■ DIRECTIONS ■
In the copy, keep every record exact and leave out all images.

Extracted data entries:
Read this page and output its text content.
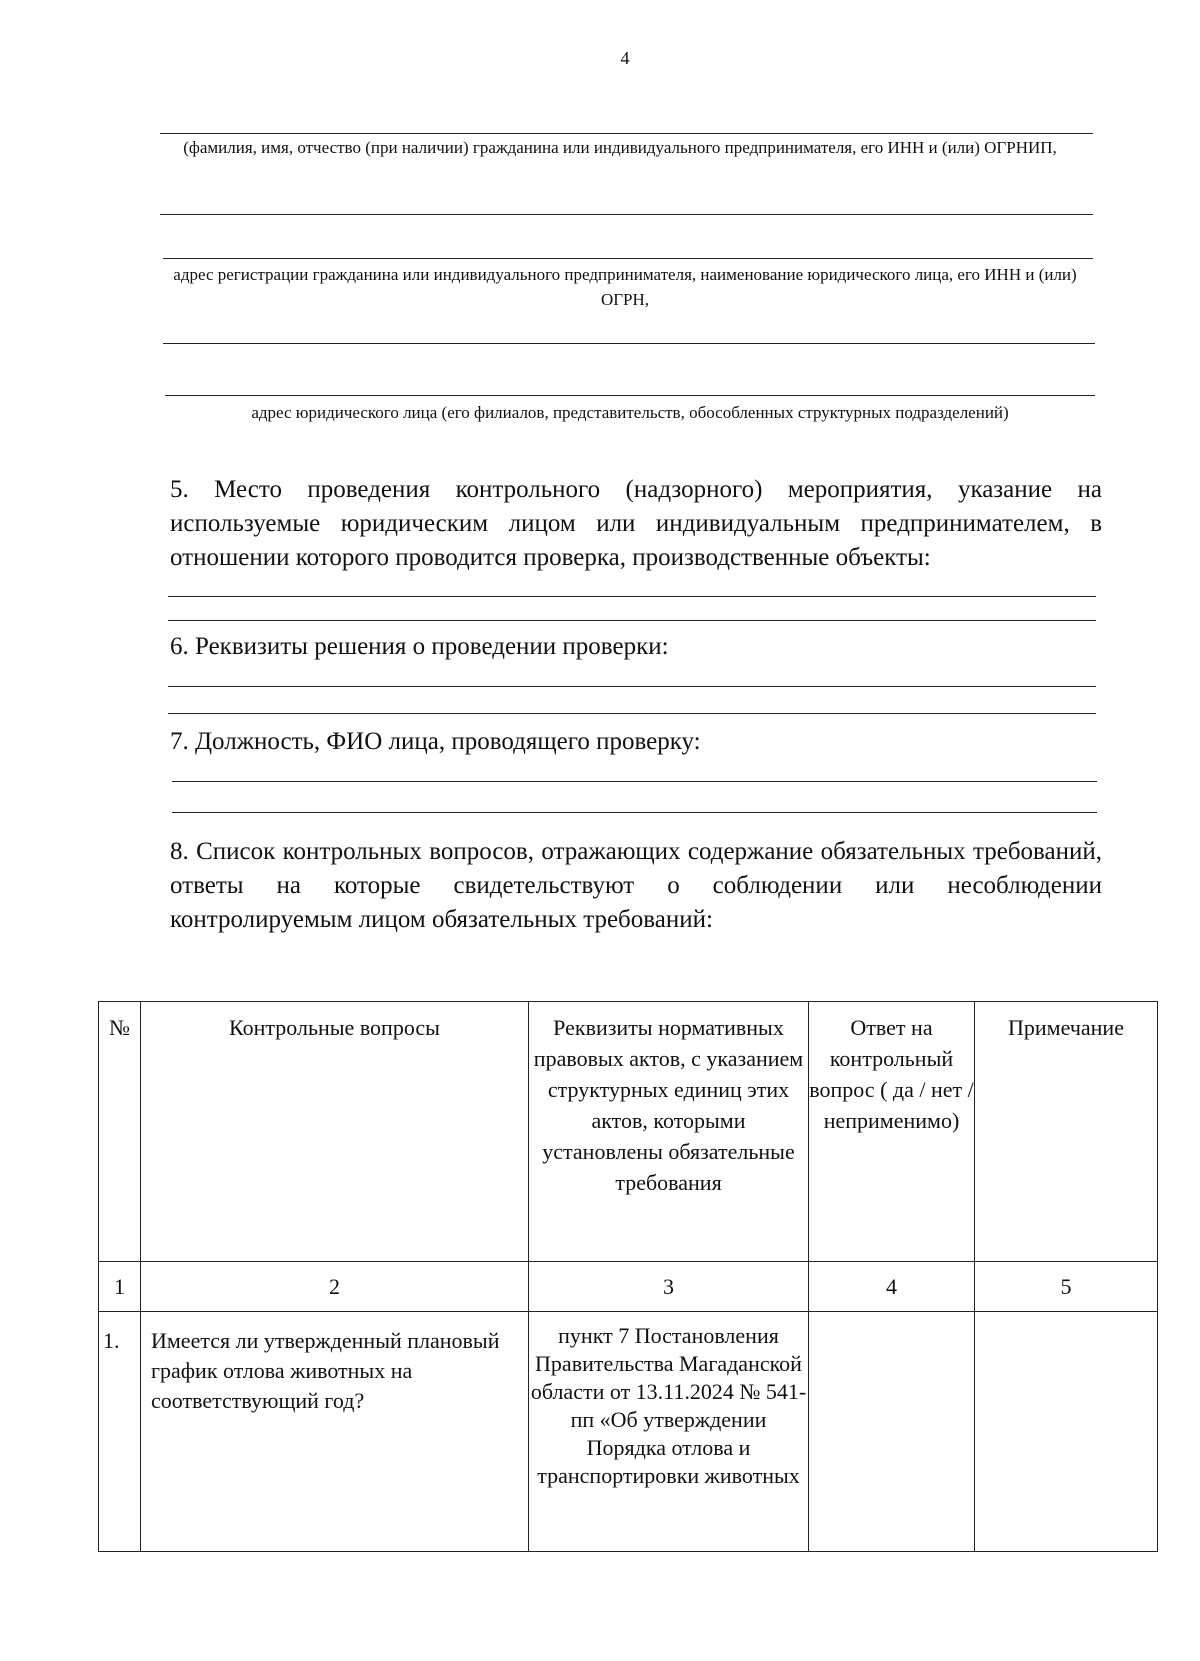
4
(фамилия, имя, отчество (при наличии) гражданина или индивидуального предпринимателя, его ИНН и (или) ОГРНИП,
адрес регистрации гражданина или индивидуального предпринимателя, наименование юридического лица, его ИНН и (или) ОГРН,
адрес юридического лица (его филиалов, представительств, обособленных структурных подразделений)
5. Место проведения контрольного (надзорного) мероприятия, указание на используемые юридическим лицом или индивидуальным предпринимателем, в отношении которого проводится проверка, производственные объекты:
6. Реквизиты решения о проведении проверки:
7. Должность, ФИО лица, проводящего проверку:
8. Список контрольных вопросов, отражающих содержание обязательных требований, ответы на которые свидетельствуют о соблюдении или несоблюдении контролируемым лицом обязательных требований:
№	Контрольные вопросы	Реквизиты нормативных правовых актов, с указанием структурных единиц этих актов, которыми установлены обязательные требования	Ответ на контрольный вопрос ( да / нет / неприменимо)	Примечание
1	2	3	4	5
1.	Имеется ли утвержденный плановый график отлова животных на соответствующий год?	пункт 7 Постановления Правительства Магаданской области от 13.11.2024 № 541-пп «Об утверждении Порядка отлова и транспортировки животных		
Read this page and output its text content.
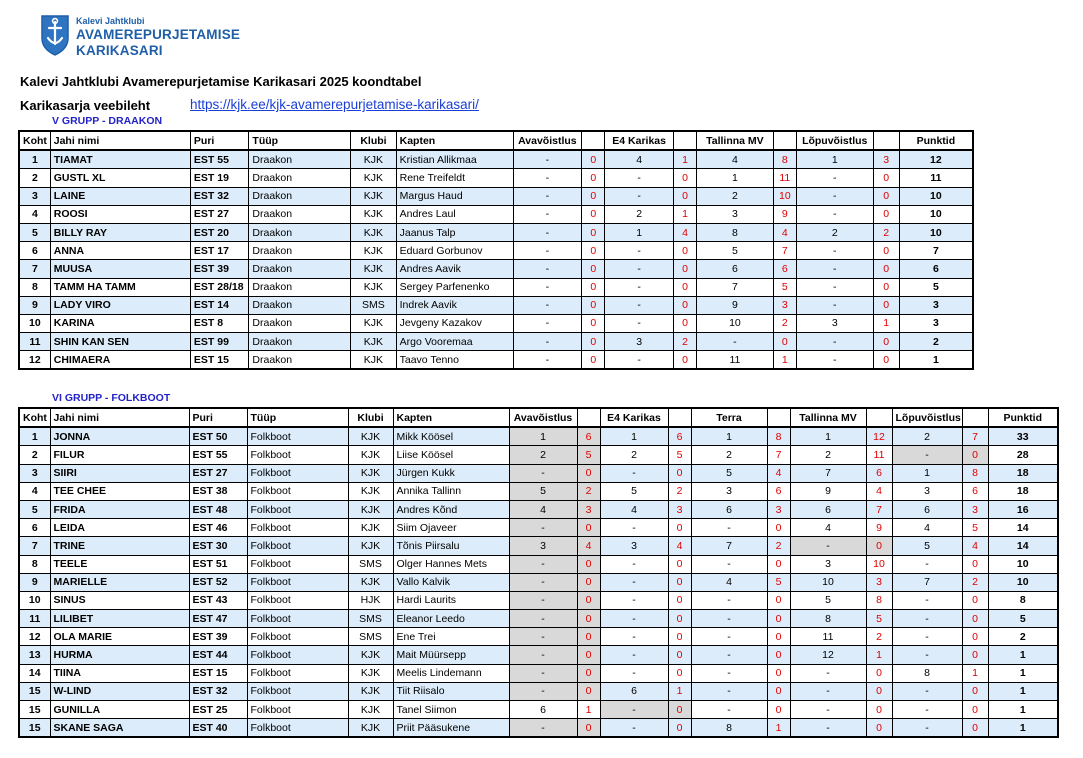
Kalevi Jahtklubi
AVAMEREPURJETAMISE
KARIKASARI
Kalevi Jahtklubi Avamerepurjetamise Karikasari 2025 koondtabel
Karikasarja veebileht	https://kjk.ee/kjk-avamerepurjetamise-karikasari/
V GRUPP - DRAAKON
Koht	Jahi nimi	Puri	Tüüp	Klubi	Kapten	Avavõistlus		E4 Karikas		Tallinna MV		Lõpuvõistlus		Punktid
1	TIAMAT	EST 55	Draakon	KJK	Kristian Allikmaa	-	0	4	1	4	8	1	3	12
2	GUSTL XL	EST 19	Draakon	KJK	Rene Treifeldt	-	0	-	0	1	11	-	0	11
3	LAINE	EST 32	Draakon	KJK	Margus Haud	-	0	-	0	2	10	-	0	10
4	ROOSI	EST 27	Draakon	KJK	Andres Laul	-	0	2	1	3	9	-	0	10
5	BILLY RAY	EST 20	Draakon	KJK	Jaanus Talp	-	0	1	4	8	4	2	2	10
6	ANNA	EST 17	Draakon	KJK	Eduard Gorbunov	-	0	-	0	5	7	-	0	7
7	MUUSA	EST 39	Draakon	KJK	Andres Aavik	-	0	-	0	6	6	-	0	6
8	TAMM HA TAMM	EST 28/18	Draakon	KJK	Sergey Parfenenko	-	0	-	0	7	5	-	0	5
9	LADY VIRO	EST 14	Draakon	SMS	Indrek Aavik	-	0	-	0	9	3	-	0	3
10	KARINA	EST 8	Draakon	KJK	Jevgeny Kazakov	-	0	-	0	10	2	3	1	3
11	SHIN KAN SEN	EST 99	Draakon	KJK	Argo Vooremaa	-	0	3	2	-	0	-	0	2
12	CHIMAERA	EST 15	Draakon	KJK	Taavo Tenno	-	0	-	0	11	1	-	0	1
VI GRUPP - FOLKBOOT
Koht	Jahi nimi	Puri	Tüüp	Klubi	Kapten	Avavõistlus		E4 Karikas		Terra		Tallinna MV		Lõpuvõistlus		Punktid
1	JONNA	EST 50	Folkboot	KJK	Mikk Köösel	1	6	1	6	1	8	1	12	2	7	33
2	FILUR	EST 55	Folkboot	KJK	Liise Köösel	2	5	2	5	2	7	2	11	-	0	28
3	SIIRI	EST 27	Folkboot	KJK	Jürgen Kukk	-	0	-	0	5	4	7	6	1	8	18
4	TEE CHEE	EST 38	Folkboot	KJK	Annika Tallinn	5	2	5	2	3	6	9	4	3	6	18
5	FRIDA	EST 48	Folkboot	KJK	Andres Kõnd	4	3	4	3	6	3	6	7	6	3	16
6	LEIDA	EST 46	Folkboot	KJK	Siim Ojaveer	-	0	-	0	-	0	4	9	4	5	14
7	TRINE	EST 30	Folkboot	KJK	Tõnis Piirsalu	3	4	3	4	7	2	-	0	5	4	14
8	TEELE	EST 51	Folkboot	SMS	Olger Hannes Mets	-	0	-	0	-	0	3	10	-	0	10
9	MARIELLE	EST 52	Folkboot	KJK	Vallo Kalvik	-	0	-	0	4	5	10	3	7	2	10
10	SINUS	EST 43	Folkboot	HJK	Hardi Laurits	-	0	-	0	-	0	5	8	-	0	8
11	LILIBET	EST 47	Folkboot	SMS	Eleanor Leedo	-	0	-	0	-	0	8	5	-	0	5
12	OLA MARIE	EST 39	Folkboot	SMS	Ene Trei	-	0	-	0	-	0	11	2	-	0	2
13	HURMA	EST 44	Folkboot	KJK	Mait Müürsepp	-	0	-	0	-	0	12	1	-	0	1
14	TIINA	EST 15	Folkboot	KJK	Meelis Lindemann	-	0	-	0	-	0	-	0	8	1	1
15	W-LIND	EST 32	Folkboot	KJK	Tiit Riisalo	-	0	6	1	-	0	-	0	-	0	1
15	GUNILLA	EST 25	Folkboot	KJK	Tanel Siimon	6	1	-	0	-	0	-	0	-	0	1
15	SKANE SAGA	EST 40	Folkboot	KJK	Priit Pääsukene	-	0	-	0	8	1	-	0	-	0	1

■ WRITTEN ANSWER ■
Read this page and output its text content.
4
(фамилия, имя, отчество (при наличии) гражданина или индивидуального предпринимателя, его ИНН и (или) ОГРНИП,
адрес регистрации гражданина или индивидуального предпринимателя, наименование юридического лица, его ИНН и (или) ОГРН,
адрес юридического лица (его филиалов, представительств, обособленных структурных подразделений)
5. Место проведения контрольного (надзорного) мероприятия, указание на используемые юридическим лицом или индивидуальным предпринимателем, в отношении которого проводится проверка, производственные объекты:
6. Реквизиты решения о проведении проверки:
7. Должность, ФИО лица, проводящего проверку:
8. Список контрольных вопросов, отражающих содержание обязательных требований, ответы на которые свидетельствуют о соблюдении или несоблюдении контролируемым лицом обязательных требований:
№	Контрольные вопросы	Реквизиты нормативных правовых актов, с указанием структурных единиц этих актов, которыми установлены обязательные требования	Ответ на контрольный вопрос ( да / нет / неприменимо)	Примечание
1	2	3	4	5
1.	Имеется ли утвержденный плановый график отлова животных на соответствующий год?	пункт 7 Постановления Правительства Магаданской области от 13.11.2024 № 541-пп «Об утверждении Порядка отлова и транспортировки животных		
Read this page and output its text content.
Kalevi Jahtklubi
AVAMEREPURJETAMISE
KARIKASARI
Kalevi Jahtklubi Avamerepurjetamise Karikasari 2025 koondtabel
Karikasarja veebileht	https://kjk.ee/kjk-avamerepurjetamise-karikasari/
V GRUPP - DRAAKON
Koht	Jahi nimi	Puri	Tüüp	Klubi	Kapten	Avavõistlus		E4 Karikas		Tallinna MV		Lõpuvõistlus		Punktid
1	TIAMAT	EST 55	Draakon	KJK	Kristian Allikmaa	-	0	4	1	4	8	1	3	12
2	GUSTL XL	EST 19	Draakon	KJK	Rene Treifeldt	-	0	-	0	1	11	-	0	11
3	LAINE	EST 32	Draakon	KJK	Margus Haud	-	0	-	0	2	10	-	0	10
4	ROOSI	EST 27	Draakon	KJK	Andres Laul	-	0	2	1	3	9	-	0	10
5	BILLY RAY	EST 20	Draakon	KJK	Jaanus Talp	-	0	1	4	8	4	2	2	10
6	ANNA	EST 17	Draakon	KJK	Eduard Gorbunov	-	0	-	0	5	7	-	0	7
7	MUUSA	EST 39	Draakon	KJK	Andres Aavik	-	0	-	0	6	6	-	0	6
8	TAMM HA TAMM	EST 28/18	Draakon	KJK	Sergey Parfenenko	-	0	-	0	7	5	-	0	5
9	LADY VIRO	EST 14	Draakon	SMS	Indrek Aavik	-	0	-	0	9	3	-	0	3
10	KARINA	EST 8	Draakon	KJK	Jevgeny Kazakov	-	0	-	0	10	2	3	1	3
11	SHIN KAN SEN	EST 99	Draakon	KJK	Argo Vooremaa	-	0	3	2	-	0	-	0	2
12	CHIMAERA	EST 15	Draakon	KJK	Taavo Tenno	-	0	-	0	11	1	-	0	1
VI GRUPP - FOLKBOOT
Koht	Jahi nimi	Puri	Tüüp	Klubi	Kapten	Avavõistlus		E4 Karikas		Terra		Tallinna MV		Lõpuvõistlus		Punktid
1	JONNA	EST 50	Folkboot	KJK	Mikk Köösel	1	6	1	6	1	8	1	12	2	7	33
2	FILUR	EST 55	Folkboot	KJK	Liise Köösel	2	5	2	5	2	7	2	11	-	0	28
3	SIIRI	EST 27	Folkboot	KJK	Jürgen Kukk	-	0	-	0	5	4	7	6	1	8	18
4	TEE CHEE	EST 38	Folkboot	KJK	Annika Tallinn	5	2	5	2	3	6	9	4	3	6	18
5	FRIDA	EST 48	Folkboot	KJK	Andres Kõnd	4	3	4	3	6	3	6	7	6	3	16
6	LEIDA	EST 46	Folkboot	KJK	Siim Ojaveer	-	0	-	0	-	0	4	9	4	5	14
7	TRINE	EST 30	Folkboot	KJK	Tõnis Piirsalu	3	4	3	4	7	2	-	0	5	4	14
8	TEELE	EST 51	Folkboot	SMS	Olger Hannes Mets	-	0	-	0	-	0	3	10	-	0	10
9	MARIELLE	EST 52	Folkboot	KJK	Vallo Kalvik	-	0	-	0	4	5	10	3	7	2	10
10	SINUS	EST 43	Folkboot	HJK	Hardi Laurits	-	0	-	0	-	0	5	8	-	0	8
11	LILIBET	EST 47	Folkboot	SMS	Eleanor Leedo	-	0	-	0	-	0	8	5	-	0	5
12	OLA MARIE	EST 39	Folkboot	SMS	Ene Trei	-	0	-	0	-	0	11	2	-	0	2
13	HURMA	EST 44	Folkboot	KJK	Mait Müürsepp	-	0	-	0	-	0	12	1	-	0	1
14	TIINA	EST 15	Folkboot	KJK	Meelis Lindemann	-	0	-	0	-	0	-	0	8	1	1
15	W-LIND	EST 32	Folkboot	KJK	Tiit Riisalo	-	0	6	1	-	0	-	0	-	0	1
15	GUNILLA	EST 25	Folkboot	KJK	Tanel Siimon	6	1	-	0	-	0	-	0	-	0	1
15	SKANE SAGA	EST 40	Folkboot	KJK	Priit Pääsukene	-	0	-	0	8	1	-	0	-	0	1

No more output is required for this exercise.